Set exercise: All records should be reproduced verbatim.

Supplied records:
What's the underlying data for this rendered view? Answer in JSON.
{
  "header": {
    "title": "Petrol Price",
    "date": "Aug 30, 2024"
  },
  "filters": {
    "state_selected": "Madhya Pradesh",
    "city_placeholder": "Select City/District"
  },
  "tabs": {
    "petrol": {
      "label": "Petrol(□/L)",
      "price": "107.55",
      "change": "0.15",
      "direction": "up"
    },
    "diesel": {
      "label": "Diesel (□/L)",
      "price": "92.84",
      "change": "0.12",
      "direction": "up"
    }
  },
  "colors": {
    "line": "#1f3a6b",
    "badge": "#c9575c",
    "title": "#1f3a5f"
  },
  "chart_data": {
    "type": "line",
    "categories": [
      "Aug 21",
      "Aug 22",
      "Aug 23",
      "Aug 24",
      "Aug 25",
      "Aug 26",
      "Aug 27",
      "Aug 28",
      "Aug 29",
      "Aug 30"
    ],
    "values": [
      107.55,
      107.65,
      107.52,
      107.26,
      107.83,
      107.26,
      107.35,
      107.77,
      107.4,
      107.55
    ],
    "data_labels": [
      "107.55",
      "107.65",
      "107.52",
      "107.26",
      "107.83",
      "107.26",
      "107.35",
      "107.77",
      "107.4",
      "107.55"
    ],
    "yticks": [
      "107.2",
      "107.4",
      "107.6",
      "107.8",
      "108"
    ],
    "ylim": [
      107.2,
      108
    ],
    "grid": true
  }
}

Correct result:
What's the underlying data for this rendered view? Answer in JSON.
{
  "header": {
    "title": "Petrol Price",
    "date": "Aug 30, 2024"
  },
  "filters": {
    "state_selected": "Madhya Pradesh",
    "city_placeholder": "Select City/District"
  },
  "tabs": {
    "petrol": {
      "label": "Petrol(□/L)",
      "price": "107.55",
      "change": "0.15",
      "direction": "up"
    },
    "diesel": {
      "label": "Diesel (□/L)",
      "price": "92.84",
      "change": "0.12",
      "direction": "up"
    }
  },
  "colors": {
    "line": "#1f3a6b",
    "badge": "#c9575c",
    "title": "#1f3a5f"
  },
  "chart_data": {
    "type": "line",
    "categories": [
      "Aug 21",
      "Aug 22",
      "Aug 23",
      "Aug 24",
      "Aug 25",
      "Aug 26",
      "Aug 27",
      "Aug 28",
      "Aug 29",
      "Aug 30"
    ],
    "values": [
      107.55,
      107.65,
      107.52,
      107.26,
      107.83,
      107.26,
      107.35,
      107.77,
      107.4,
      107.55
    ],
    "data_labels": [
      "107.55",
      "107.65",
      "107.52",
      "107.26",
      "107.83",
      "107.26",
      "107.35",
      "107.77",
      "107.4",
      "107.55"
    ],
    "yticks": [
      "107.2",
      "107.4",
      "107.6",
      "107.8",
      "108"
    ],
    "ylim": [
      107.2,
      108
    ],
    "grid": true
  }
}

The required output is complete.